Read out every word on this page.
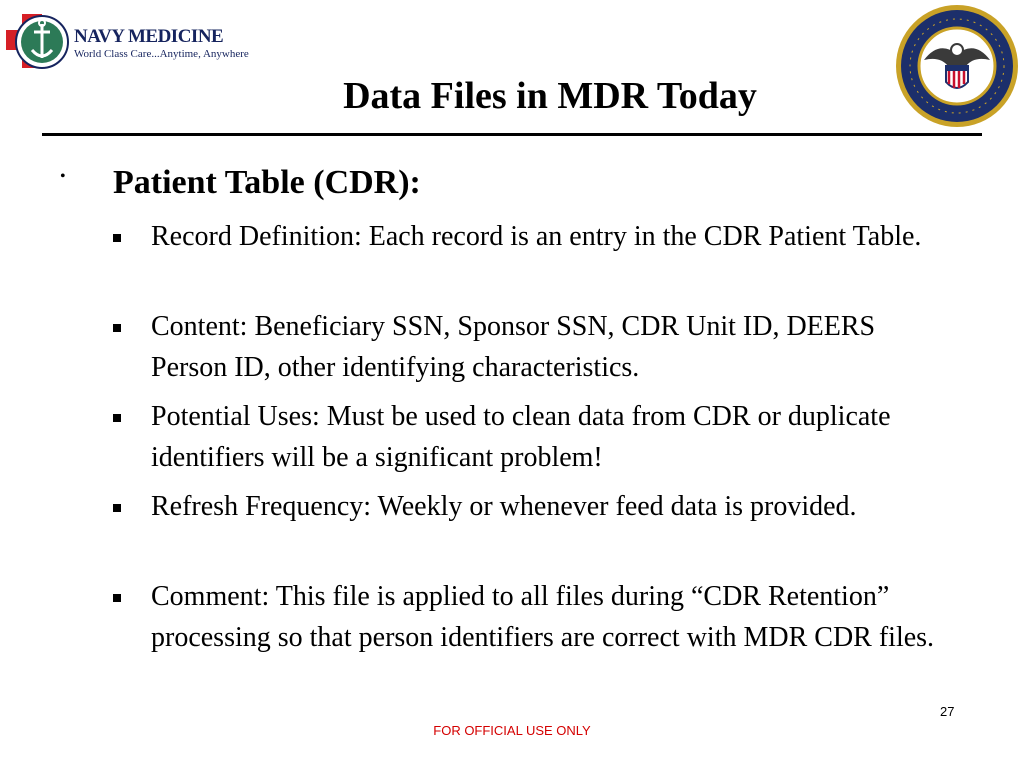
NAVY MEDICINE
World Class Care...Anytime, Anywhere
Data Files in MDR Today
• Patient Table (CDR):
Record Definition: Each record is an entry in the CDR Patient Table.
Content: Beneficiary SSN, Sponsor SSN, CDR Unit ID, DEERS Person ID, other identifying characteristics.
Potential Uses: Must be used to clean data from CDR or duplicate identifiers will be a significant problem!
Refresh Frequency: Weekly or whenever feed data is provided.
Comment: This file is applied to all files during “CDR Retention” processing so that person identifiers are correct with MDR CDR files.
27
FOR OFFICIAL USE ONLY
--------------------------------------------------
All lines above with "Table" in them should be returned.

WRITTEN ANSWER |
• Patient Table (CDR):
Record Definition: Each record is an entry in the CDR Patient Table.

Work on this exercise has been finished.